- Exercise objective
Select from the data all lines with the word "POWER".

====== Records for this exercise ======

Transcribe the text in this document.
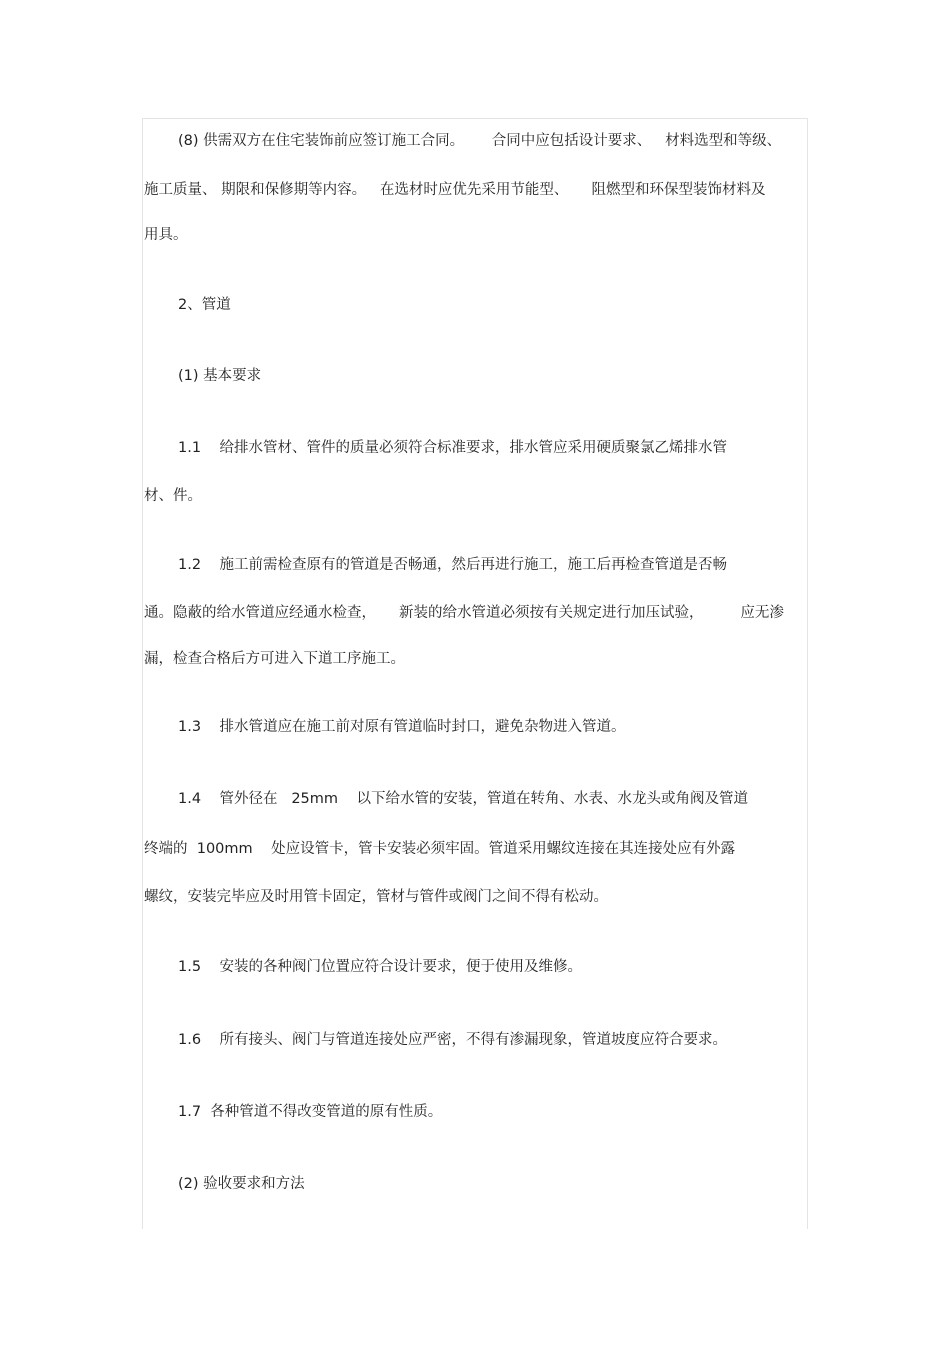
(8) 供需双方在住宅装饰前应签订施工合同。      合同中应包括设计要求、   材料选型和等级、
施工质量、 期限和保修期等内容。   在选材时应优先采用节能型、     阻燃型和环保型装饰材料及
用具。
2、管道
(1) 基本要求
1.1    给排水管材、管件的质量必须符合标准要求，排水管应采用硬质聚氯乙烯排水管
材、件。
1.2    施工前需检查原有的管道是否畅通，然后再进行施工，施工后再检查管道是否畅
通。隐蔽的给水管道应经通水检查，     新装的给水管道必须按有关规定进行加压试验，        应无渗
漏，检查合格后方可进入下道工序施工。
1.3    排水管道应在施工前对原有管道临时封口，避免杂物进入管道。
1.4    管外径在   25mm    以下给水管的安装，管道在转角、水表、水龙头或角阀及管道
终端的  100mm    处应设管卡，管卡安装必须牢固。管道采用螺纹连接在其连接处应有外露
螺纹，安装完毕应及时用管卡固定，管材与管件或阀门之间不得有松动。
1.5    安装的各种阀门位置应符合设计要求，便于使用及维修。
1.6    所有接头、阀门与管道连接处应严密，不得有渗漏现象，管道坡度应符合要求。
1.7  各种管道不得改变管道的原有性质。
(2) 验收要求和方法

======
====== Records for this exercise ======

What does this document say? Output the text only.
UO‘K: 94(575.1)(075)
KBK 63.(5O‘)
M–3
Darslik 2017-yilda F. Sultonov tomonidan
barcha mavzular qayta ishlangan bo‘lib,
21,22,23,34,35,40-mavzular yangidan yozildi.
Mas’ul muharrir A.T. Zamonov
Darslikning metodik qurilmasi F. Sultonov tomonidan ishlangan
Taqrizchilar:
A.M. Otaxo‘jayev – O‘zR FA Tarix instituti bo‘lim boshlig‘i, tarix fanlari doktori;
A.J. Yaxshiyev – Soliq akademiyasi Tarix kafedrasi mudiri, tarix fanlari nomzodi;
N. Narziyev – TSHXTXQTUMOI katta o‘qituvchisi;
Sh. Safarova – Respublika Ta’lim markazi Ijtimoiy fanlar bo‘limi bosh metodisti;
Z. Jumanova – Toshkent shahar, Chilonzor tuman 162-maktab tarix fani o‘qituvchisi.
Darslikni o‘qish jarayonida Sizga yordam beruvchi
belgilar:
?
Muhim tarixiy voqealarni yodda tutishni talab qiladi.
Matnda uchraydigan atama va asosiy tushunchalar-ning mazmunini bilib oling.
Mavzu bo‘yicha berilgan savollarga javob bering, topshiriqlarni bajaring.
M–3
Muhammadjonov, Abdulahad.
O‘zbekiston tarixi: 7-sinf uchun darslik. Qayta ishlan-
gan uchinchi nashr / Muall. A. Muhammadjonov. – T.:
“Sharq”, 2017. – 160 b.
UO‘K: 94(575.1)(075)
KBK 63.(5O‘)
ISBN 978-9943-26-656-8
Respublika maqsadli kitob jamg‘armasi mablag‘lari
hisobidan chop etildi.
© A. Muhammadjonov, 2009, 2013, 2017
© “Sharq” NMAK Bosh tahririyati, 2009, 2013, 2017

======
====== Records for this exercise ======

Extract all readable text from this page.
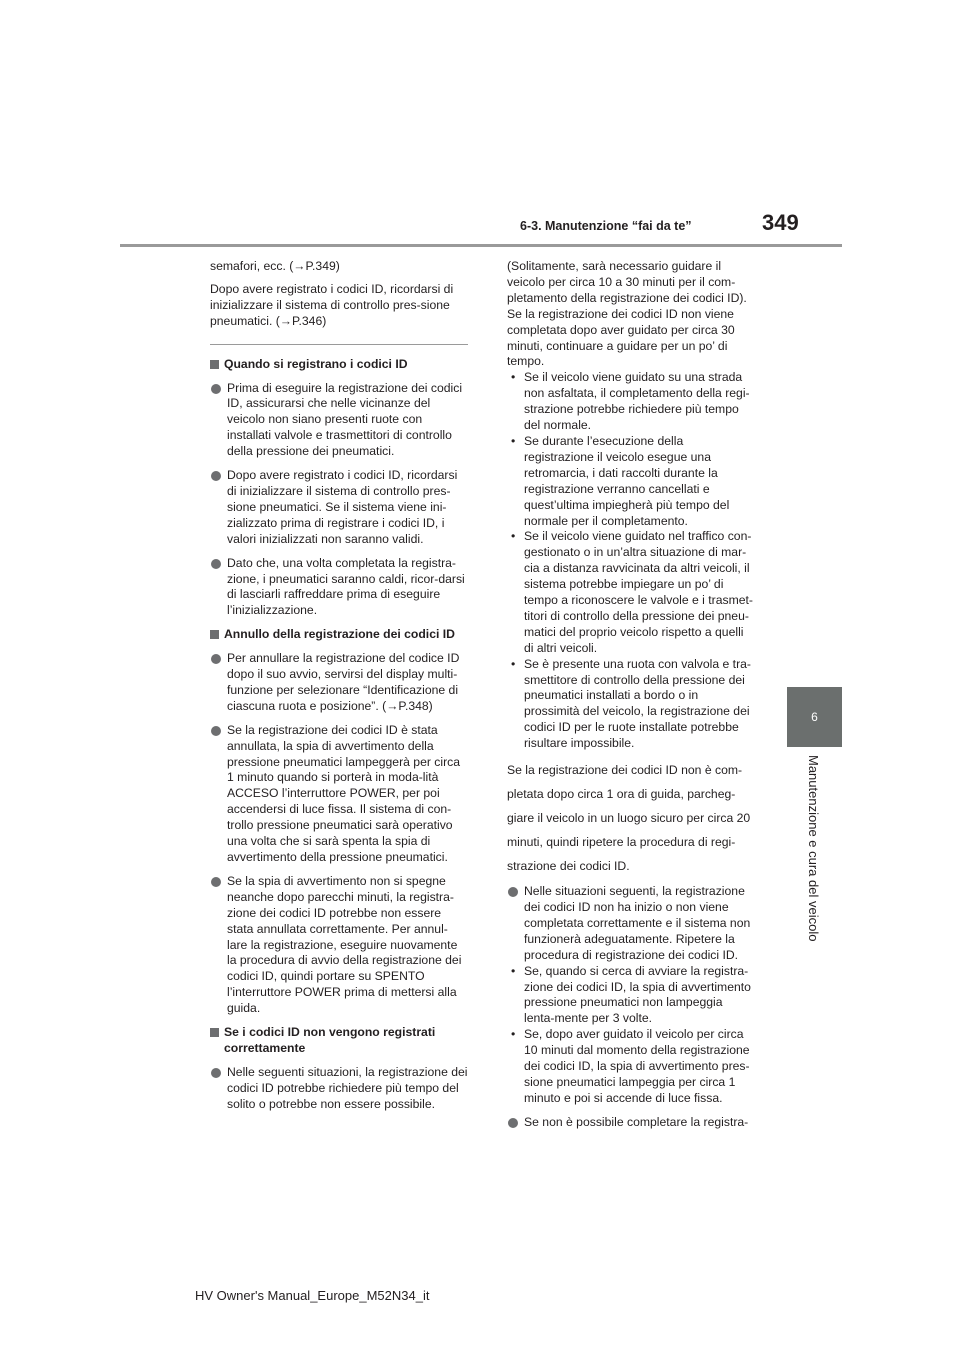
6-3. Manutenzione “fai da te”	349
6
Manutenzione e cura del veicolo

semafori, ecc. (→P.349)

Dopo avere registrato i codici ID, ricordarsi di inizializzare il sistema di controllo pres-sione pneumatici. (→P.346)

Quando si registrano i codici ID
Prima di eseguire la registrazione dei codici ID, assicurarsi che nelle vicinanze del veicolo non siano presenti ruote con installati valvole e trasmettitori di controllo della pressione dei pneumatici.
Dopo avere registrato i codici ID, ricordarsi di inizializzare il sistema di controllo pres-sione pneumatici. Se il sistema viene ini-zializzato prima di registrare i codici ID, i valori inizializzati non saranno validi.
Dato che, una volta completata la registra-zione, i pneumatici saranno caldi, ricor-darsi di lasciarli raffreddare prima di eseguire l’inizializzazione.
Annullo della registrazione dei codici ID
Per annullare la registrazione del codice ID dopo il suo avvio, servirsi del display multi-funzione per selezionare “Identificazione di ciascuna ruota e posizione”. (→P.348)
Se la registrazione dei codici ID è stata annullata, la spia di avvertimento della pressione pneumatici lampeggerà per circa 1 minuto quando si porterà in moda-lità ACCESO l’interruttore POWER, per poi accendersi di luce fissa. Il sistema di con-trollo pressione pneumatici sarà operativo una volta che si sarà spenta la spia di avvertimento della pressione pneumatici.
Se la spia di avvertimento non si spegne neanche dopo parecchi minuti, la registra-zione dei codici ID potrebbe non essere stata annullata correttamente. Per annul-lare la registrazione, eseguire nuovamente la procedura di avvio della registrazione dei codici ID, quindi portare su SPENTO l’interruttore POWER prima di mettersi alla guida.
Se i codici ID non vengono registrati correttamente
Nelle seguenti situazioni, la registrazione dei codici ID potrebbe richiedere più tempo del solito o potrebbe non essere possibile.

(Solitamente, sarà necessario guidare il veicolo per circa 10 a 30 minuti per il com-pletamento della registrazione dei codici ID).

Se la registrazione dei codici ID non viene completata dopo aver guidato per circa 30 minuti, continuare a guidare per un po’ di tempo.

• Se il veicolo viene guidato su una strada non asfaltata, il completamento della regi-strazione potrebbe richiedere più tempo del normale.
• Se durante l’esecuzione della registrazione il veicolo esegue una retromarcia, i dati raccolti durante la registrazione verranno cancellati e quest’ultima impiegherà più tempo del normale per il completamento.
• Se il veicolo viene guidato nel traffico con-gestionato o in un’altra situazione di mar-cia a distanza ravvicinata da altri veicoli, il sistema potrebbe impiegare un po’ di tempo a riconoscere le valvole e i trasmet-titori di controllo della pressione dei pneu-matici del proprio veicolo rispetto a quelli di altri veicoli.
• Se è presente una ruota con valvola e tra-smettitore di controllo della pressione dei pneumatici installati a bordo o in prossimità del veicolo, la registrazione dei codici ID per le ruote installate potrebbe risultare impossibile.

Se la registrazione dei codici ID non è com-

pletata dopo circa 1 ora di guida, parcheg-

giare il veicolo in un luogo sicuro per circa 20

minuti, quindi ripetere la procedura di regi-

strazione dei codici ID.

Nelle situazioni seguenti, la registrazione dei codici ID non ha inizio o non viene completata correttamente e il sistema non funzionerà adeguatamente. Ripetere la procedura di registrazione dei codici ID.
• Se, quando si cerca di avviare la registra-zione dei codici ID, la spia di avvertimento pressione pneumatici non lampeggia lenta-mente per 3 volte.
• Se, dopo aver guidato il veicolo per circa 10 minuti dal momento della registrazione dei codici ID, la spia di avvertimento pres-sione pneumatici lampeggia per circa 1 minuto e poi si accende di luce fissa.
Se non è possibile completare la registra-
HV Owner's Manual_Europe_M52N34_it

======

- Output of the task
Se la registrazione dei codici ID è stata annullata, la spia di avvertimento della pressione pneumatici lampeggerà per circa 1 minuto quando si porterà in moda-lità ACCESO l’interruttore POWER, per poi accendersi di luce fissa. Il sistema di con-trollo pressione pneumatici sarà operativo una volta che si sarà spenta la spia di avvertimento della pressione pneumatici.
Se la spia di avvertimento non si spegne neanche dopo parecchi minuti, la registra-zione dei codici ID potrebbe non essere stata annullata correttamente. Per annul-lare la registrazione, eseguire nuovamente la procedura di avvio della registrazione dei codici ID, quindi portare su SPENTO l’interruttore POWER prima di mettersi alla guida.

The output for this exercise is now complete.